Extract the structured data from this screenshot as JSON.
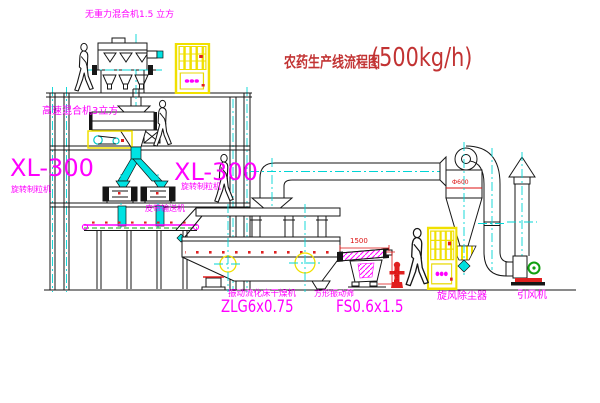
{
  "title": {
    "line": "农药生产线流程图",
    "capacity": "(500kg/h)"
  },
  "equipment_labels": {
    "gravity_mixer": "无重力混合机1.5 立方",
    "high_speed_mixer": "高速混合机3立方",
    "granulator_left": {
      "model": "XL-300",
      "name": "旋转制粒机"
    },
    "granulator_right": {
      "model": "XL-300",
      "name": "旋转制粒机"
    },
    "belt_conveyor": "皮带输送机",
    "fluid_bed_dryer": {
      "name": "振动流化床干燥机",
      "model": "ZLG6x0.75"
    },
    "vibrating_sieve": {
      "name": "方形振动筛",
      "model": "FS0.6x1.5"
    },
    "cyclone": "旋风除尘器",
    "induced_draft_fan": "引风机"
  },
  "dimensions": {
    "sieve_length": "1500",
    "sieve_height": "545",
    "cyclone_diameter": "Ф600"
  },
  "colors": {
    "label_magenta": "#ff00ff",
    "title_red": "#c23333",
    "dimension_red": "#dd1111",
    "centerline_cyan": "#00d5d5",
    "cabinet_yellow": "#f0e000",
    "motor_green": "#10a010"
  }
}
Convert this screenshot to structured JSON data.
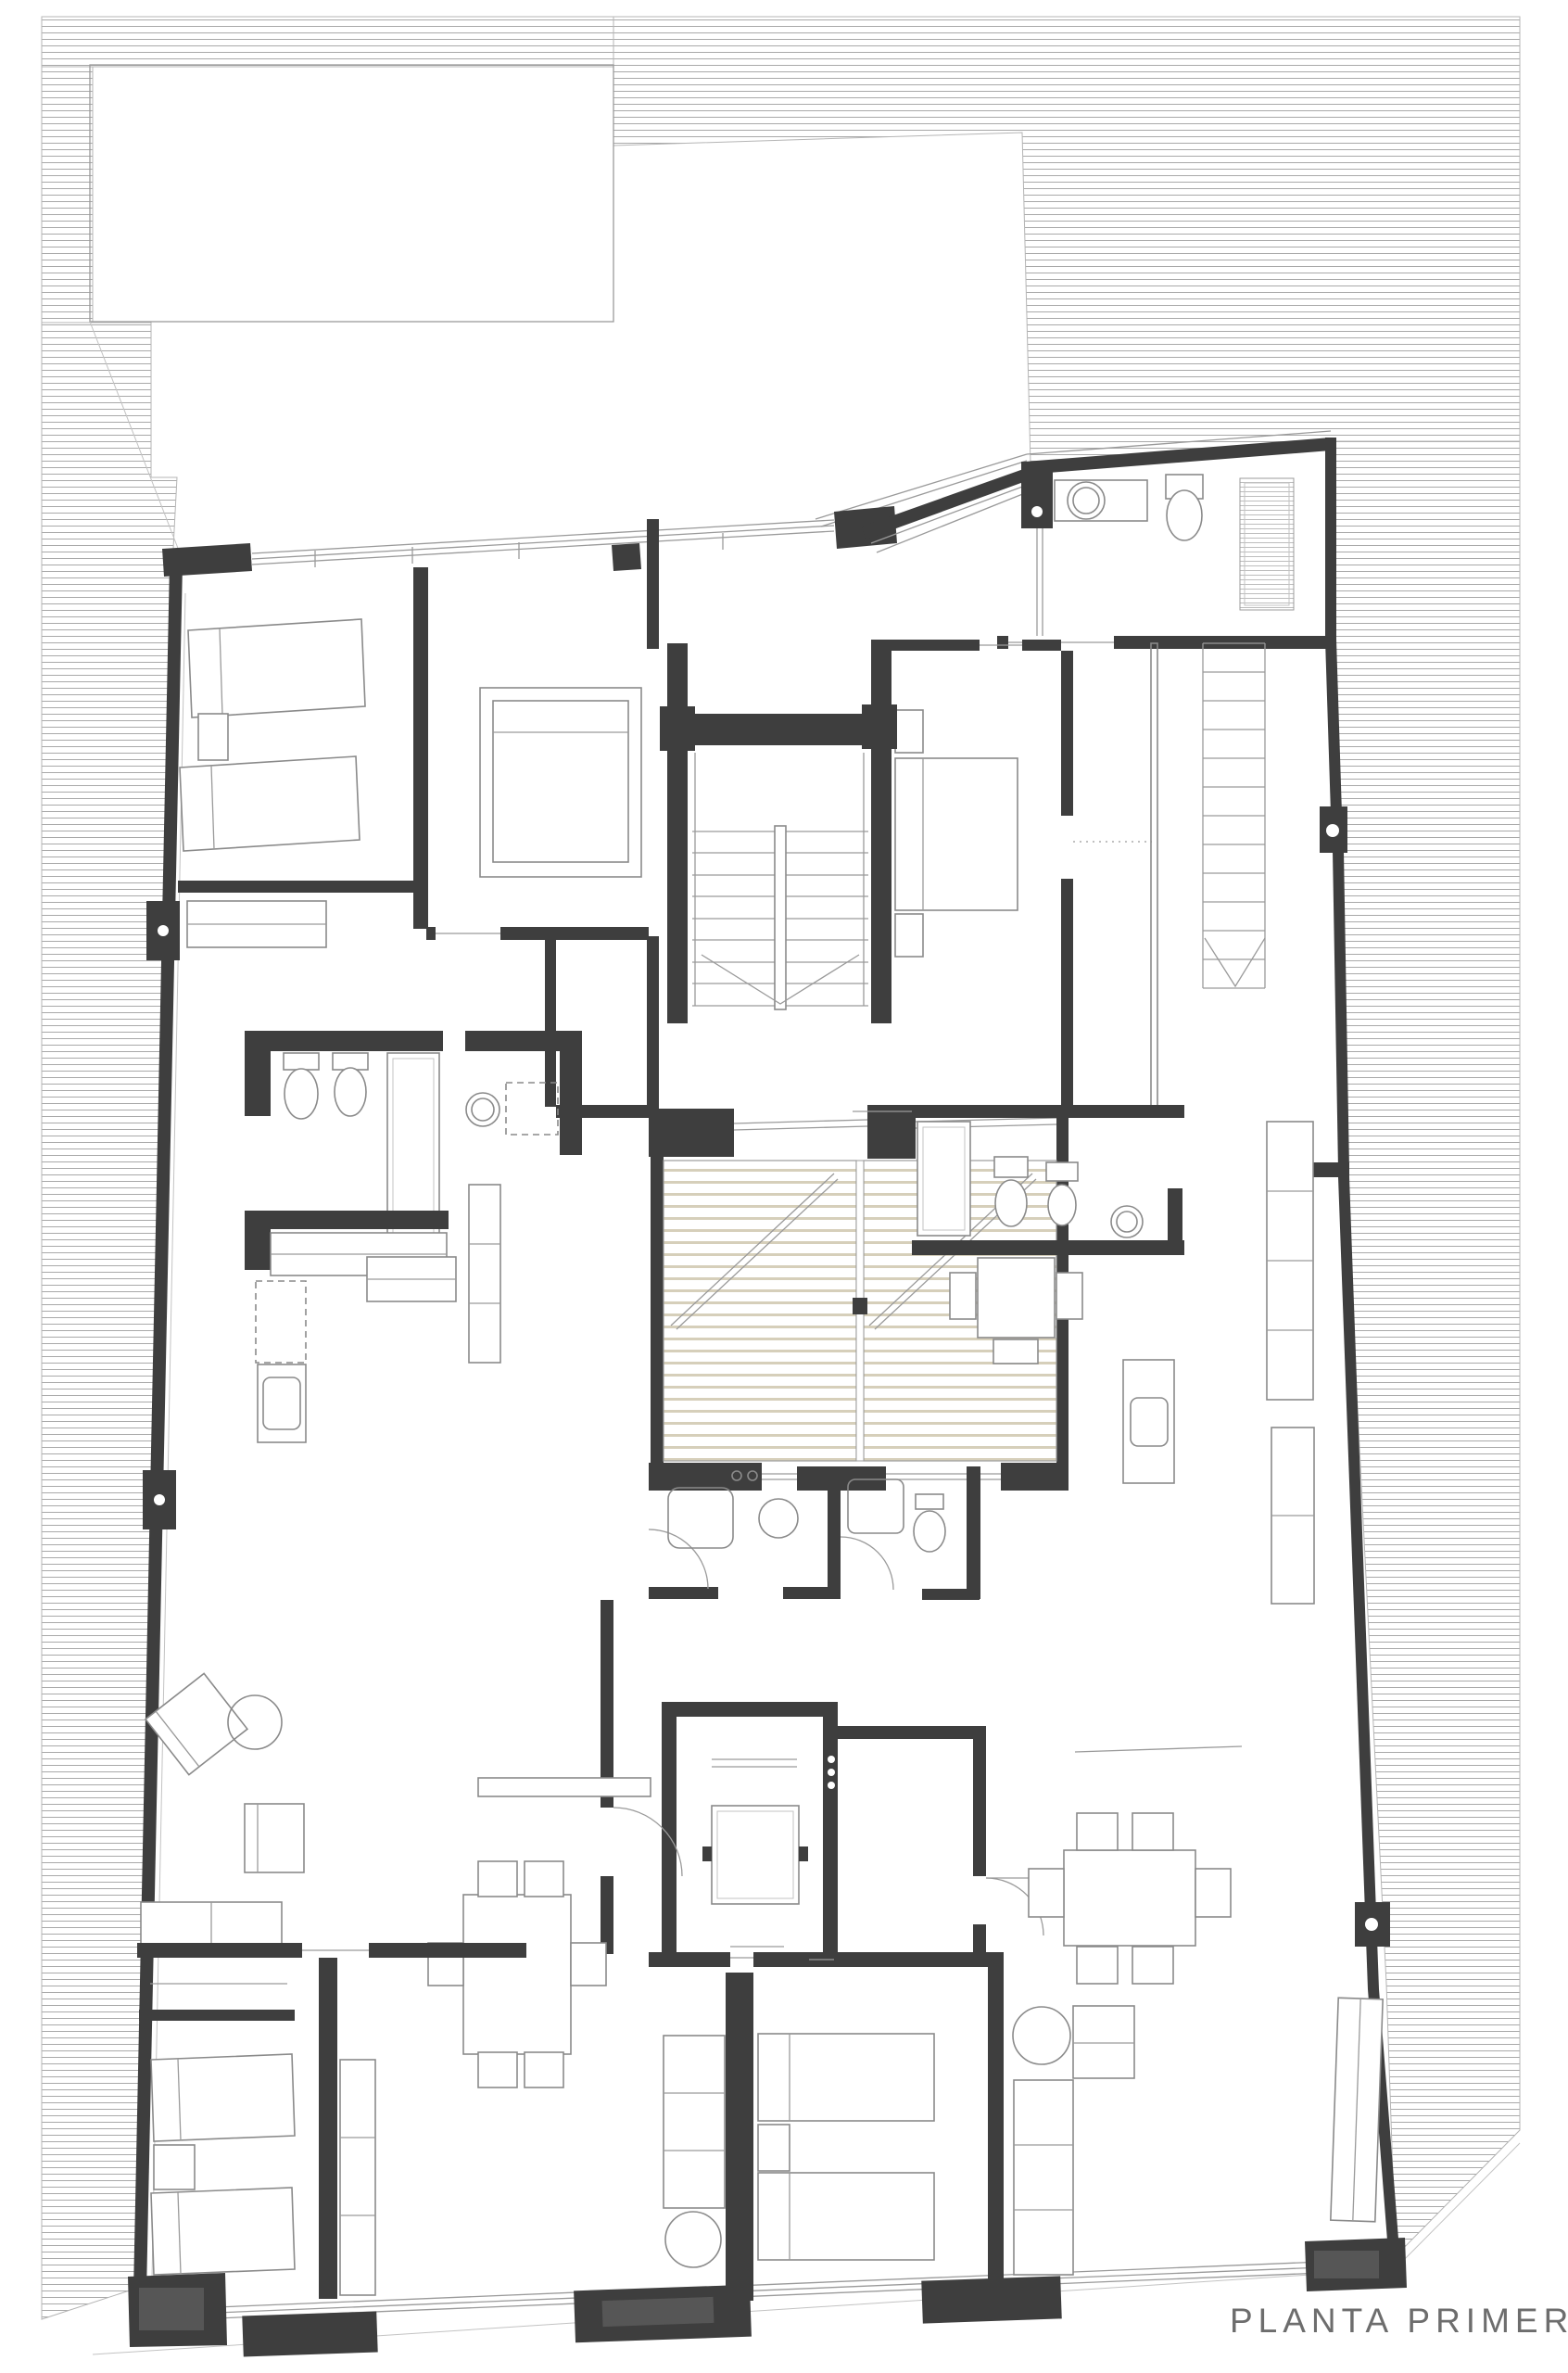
{
  "title": {
    "label": "PLANTA PRIMERA"
  },
  "colors": {
    "wall": "#3e3e3e",
    "hatch_line": "#a9a9a9",
    "patio_line": "#d6cfba",
    "furniture_line": "#8a8a8a",
    "thin_line": "#9a9a9a",
    "label": "#6d6d6d",
    "background": "#ffffff"
  }
}
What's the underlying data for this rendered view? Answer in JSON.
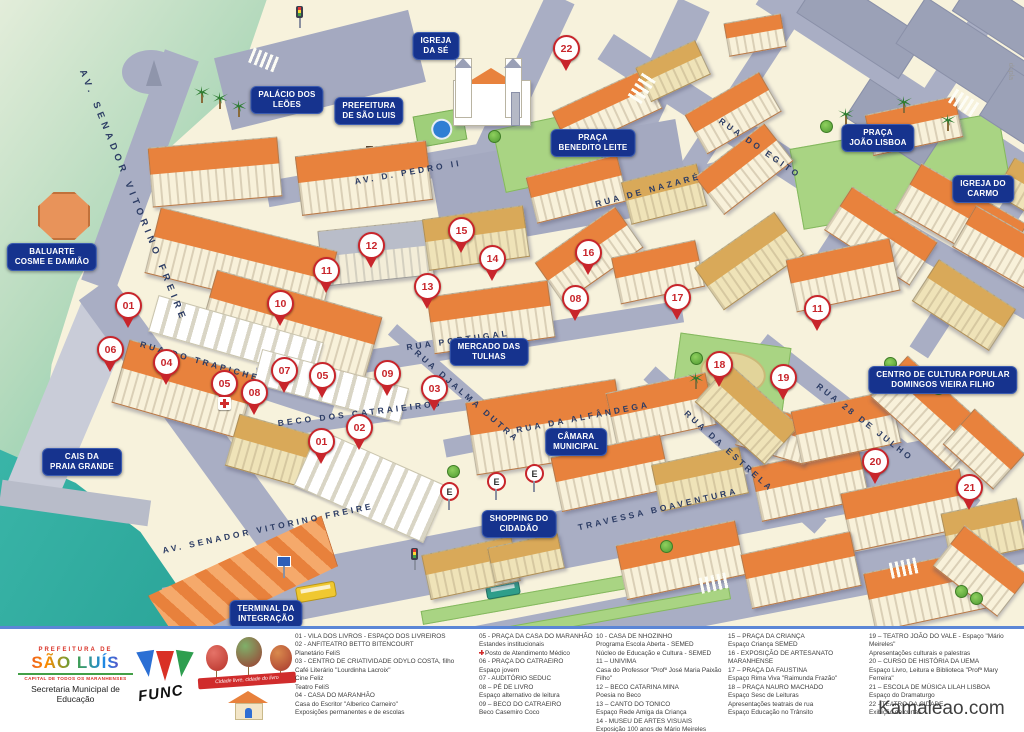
{
  "watermark": "Kamaleao.com",
  "side_note": "dupla",
  "colors": {
    "ground": "#f7f2dc",
    "street": "#a9aec4",
    "water_top": "#79c7a6",
    "water_bottom": "#2fb3a9",
    "label_bg": "#16338e",
    "marker_red": "#c8252b",
    "roof_orange": "#e8823d",
    "plaza_green": "#a9d483"
  },
  "map": {
    "place_labels": [
      {
        "id": "igreja-da-se",
        "lines": [
          "IGREJA",
          "DA SÉ"
        ],
        "x": 436,
        "y": 46
      },
      {
        "id": "palacio-dos-leoes",
        "lines": [
          "PALÁCIO DOS",
          "LEÕES"
        ],
        "x": 287,
        "y": 100
      },
      {
        "id": "prefeitura-de-sao-luis",
        "lines": [
          "PREFEITURA",
          "DE SÃO LUIS"
        ],
        "x": 369,
        "y": 111
      },
      {
        "id": "praca-benedito-leite",
        "lines": [
          "PRAÇA",
          "BENEDITO LEITE"
        ],
        "x": 593,
        "y": 143
      },
      {
        "id": "praca-joao-lisboa",
        "lines": [
          "PRAÇA",
          "JOÃO LISBOA"
        ],
        "x": 878,
        "y": 138
      },
      {
        "id": "igreja-do-carmo",
        "lines": [
          "IGREJA DO",
          "CARMO"
        ],
        "x": 983,
        "y": 189
      },
      {
        "id": "baluarte-cosme-e-damiao",
        "lines": [
          "BALUARTE",
          "COSME E DAMIÃO"
        ],
        "x": 52,
        "y": 257
      },
      {
        "id": "cais-da-praia-grande",
        "lines": [
          "CAIS DA",
          "PRAIA GRANDE"
        ],
        "x": 82,
        "y": 462
      },
      {
        "id": "mercado-das-tulhas",
        "lines": [
          "MERCADO DAS",
          "TULHAS"
        ],
        "x": 489,
        "y": 352
      },
      {
        "id": "camara-municipal",
        "lines": [
          "CÂMARA",
          "MUNICIPAL"
        ],
        "x": 576,
        "y": 442
      },
      {
        "id": "shopping-do-cidadao",
        "lines": [
          "SHOPPING DO",
          "CIDADÃO"
        ],
        "x": 519,
        "y": 524
      },
      {
        "id": "terminal-da-integracao",
        "lines": [
          "TERMINAL DA",
          "INTEGRAÇÃO"
        ],
        "x": 266,
        "y": 614
      },
      {
        "id": "centro-cultura-popular",
        "lines": [
          "CENTRO DE CULTURA POPULAR",
          "DOMINGOS VIEIRA FILHO"
        ],
        "x": 943,
        "y": 380
      }
    ],
    "street_labels": [
      {
        "text": "AV. SENADOR VITORINO FREIRE",
        "x": 133,
        "y": 196,
        "rot": 68,
        "big": true
      },
      {
        "text": "AV. SENADOR VITORINO FREIRE",
        "x": 268,
        "y": 528,
        "rot": -12
      },
      {
        "text": "AV. D. PEDRO II",
        "x": 408,
        "y": 172,
        "rot": -10
      },
      {
        "text": "RUA DE NAZARÉ",
        "x": 648,
        "y": 190,
        "rot": -15
      },
      {
        "text": "RUA DO EGITO",
        "x": 760,
        "y": 148,
        "rot": 35
      },
      {
        "text": "RUA PORTUGAL",
        "x": 458,
        "y": 340,
        "rot": -8
      },
      {
        "text": "RUA DO TRAPICHE",
        "x": 200,
        "y": 361,
        "rot": 16
      },
      {
        "text": "BECO DOS CATRAIEIROS",
        "x": 360,
        "y": 413,
        "rot": -7
      },
      {
        "text": "RUA DJALMA DUTRA",
        "x": 467,
        "y": 396,
        "rot": 41
      },
      {
        "text": "RUA DA ALFÂNDEGA",
        "x": 583,
        "y": 417,
        "rot": -11
      },
      {
        "text": "RUA DA ESTRELA",
        "x": 729,
        "y": 451,
        "rot": 42
      },
      {
        "text": "RUA 28 DE JULHO",
        "x": 865,
        "y": 422,
        "rot": 38
      },
      {
        "text": "TRAVESSA BOAVENTURA",
        "x": 658,
        "y": 509,
        "rot": -13
      }
    ],
    "markers": [
      {
        "n": "22",
        "x": 566,
        "y": 48
      },
      {
        "n": "15",
        "x": 461,
        "y": 230
      },
      {
        "n": "12",
        "x": 371,
        "y": 245
      },
      {
        "n": "16",
        "x": 588,
        "y": 252
      },
      {
        "n": "14",
        "x": 492,
        "y": 258
      },
      {
        "n": "11",
        "x": 326,
        "y": 270
      },
      {
        "n": "13",
        "x": 427,
        "y": 286
      },
      {
        "n": "17",
        "x": 677,
        "y": 297
      },
      {
        "n": "08",
        "x": 575,
        "y": 298
      },
      {
        "n": "10",
        "x": 280,
        "y": 303
      },
      {
        "n": "01",
        "x": 128,
        "y": 305
      },
      {
        "n": "11",
        "x": 817,
        "y": 308
      },
      {
        "n": "06",
        "x": 110,
        "y": 349
      },
      {
        "n": "04",
        "x": 166,
        "y": 362
      },
      {
        "n": "18",
        "x": 719,
        "y": 364
      },
      {
        "n": "07",
        "x": 284,
        "y": 370
      },
      {
        "n": "09",
        "x": 387,
        "y": 373
      },
      {
        "n": "05",
        "x": 322,
        "y": 375
      },
      {
        "n": "19",
        "x": 783,
        "y": 377
      },
      {
        "n": "05",
        "x": 224,
        "y": 383,
        "cross": true
      },
      {
        "n": "03",
        "x": 434,
        "y": 388
      },
      {
        "n": "08",
        "x": 254,
        "y": 392
      },
      {
        "n": "02",
        "x": 359,
        "y": 427
      },
      {
        "n": "01",
        "x": 321,
        "y": 441
      },
      {
        "n": "20",
        "x": 875,
        "y": 461
      },
      {
        "n": "21",
        "x": 969,
        "y": 487
      }
    ],
    "parking_signs": [
      {
        "label": "E",
        "x": 448,
        "y": 490
      },
      {
        "label": "E",
        "x": 495,
        "y": 480
      },
      {
        "label": "E",
        "x": 533,
        "y": 472
      }
    ]
  },
  "legend": {
    "columns": [
      {
        "items": [
          {
            "t": "01 - VILA DOS LIVROS - ESPAÇO DOS LIVREIROS"
          },
          {
            "t": "02 - ANFITEATRO BETTO BITENCOURT"
          },
          {
            "t": "Planetário FeliS"
          },
          {
            "t": "03 - CENTRO DE CRIATIVIDADE ODYLO COSTA, filho"
          },
          {
            "t": "Café Literário \"Lourdinha Lacroix\""
          },
          {
            "t": "Cine Feliz"
          },
          {
            "t": "Teatro FeliS"
          },
          {
            "t": "04 - CASA DO MARANHÃO"
          },
          {
            "t": "Casa do Escritor \"Alberico Carneiro\""
          },
          {
            "t": "Exposições permanentes e de escolas"
          }
        ]
      },
      {
        "items": [
          {
            "t": "05 - PRAÇA DA CASA DO MARANHÃO"
          },
          {
            "t": "Estandes institucionais"
          },
          {
            "t": "Posto de Atendimento Médico",
            "icon": "red-cross"
          },
          {
            "t": "06 - PRAÇA DO CATRAEIRO"
          },
          {
            "t": "Espaço jovem"
          },
          {
            "t": "07 - AUDITÓRIO SEDUC"
          },
          {
            "t": "08 – PÉ DE LIVRO"
          },
          {
            "t": "Espaço alternativo de leitura"
          },
          {
            "t": "09 – BECO DO CATRAEIRO"
          },
          {
            "t": "Beco Casemiro Coco"
          }
        ]
      },
      {
        "items": [
          {
            "t": "10 - CASA DE NHOZINHO"
          },
          {
            "t": "Programa Escola Aberta - SEMED"
          },
          {
            "t": "Núcleo de Educação e Cultura - SEMED"
          },
          {
            "t": "11 – UNIVIMA"
          },
          {
            "t": "Casa do Professor \"Profº José Maria Paixão Filho\""
          },
          {
            "t": "12 – BECO CATARINA MINA"
          },
          {
            "t": "Poesia no Beco"
          },
          {
            "t": "13 – CANTO DO TONICO"
          },
          {
            "t": "Espaço Rede Amiga da Criança"
          },
          {
            "t": "14 - MUSEU DE ARTES VISUAIS"
          },
          {
            "t": "Exposição 100 anos de Mário Meireles"
          }
        ]
      },
      {
        "items": [
          {
            "t": "15 – PRAÇA DA CRIANÇA"
          },
          {
            "t": "Espaço Criança SEMED"
          },
          {
            "t": "16 - EXPOSIÇÃO  DE ARTESANATO MARANHENSE"
          },
          {
            "t": "17 – PRAÇA DA FAUSTINA"
          },
          {
            "t": "Espaço Rima Viva \"Raimunda Frazão\""
          },
          {
            "t": "18 – PRAÇA NAURO MACHADO"
          },
          {
            "t": "Espaço Sesc de Leituras"
          },
          {
            "t": "Apresentações teatrais de rua"
          },
          {
            "t": "Espaço Educação no Trânsito"
          }
        ]
      },
      {
        "items": [
          {
            "t": "19 – TEATRO JOÃO DO VALE - Espaço \"Mário Meireles\""
          },
          {
            "t": "Apresentações culturais e palestras"
          },
          {
            "t": "20 – CURSO DE HISTÓRIA DA UEMA"
          },
          {
            "t": "Espaço Livro, Leitura e Biblioteca \"Profª Mary Ferreira\""
          },
          {
            "t": "21 – ESCOLA DE MÚSICA LILAH LISBOA"
          },
          {
            "t": "Espaço do Dramaturgo"
          },
          {
            "t": "22 - TEATRO DA CIDADE"
          },
          {
            "t": "Exibição de curtas"
          }
        ]
      }
    ]
  },
  "footer": {
    "prefeitura": {
      "line1": "PREFEITURA DE",
      "name": "SÃO LUÍS",
      "tagline": "CAPITAL DE TODOS OS MARANHENSES",
      "dept": "Secretaria Municipal de Educação"
    },
    "func": {
      "name": "FUNC"
    },
    "balloons": {
      "ribbon": "Cidade livre, cidade do livro"
    }
  }
}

_ _ _ _

Report all lines of the data above that include the string "model".

Task output –
      "model": "XL-300",
      "model": "XL-300",
      "model": "ZLG6x0.75"
      "model": "FS0.6x1.5"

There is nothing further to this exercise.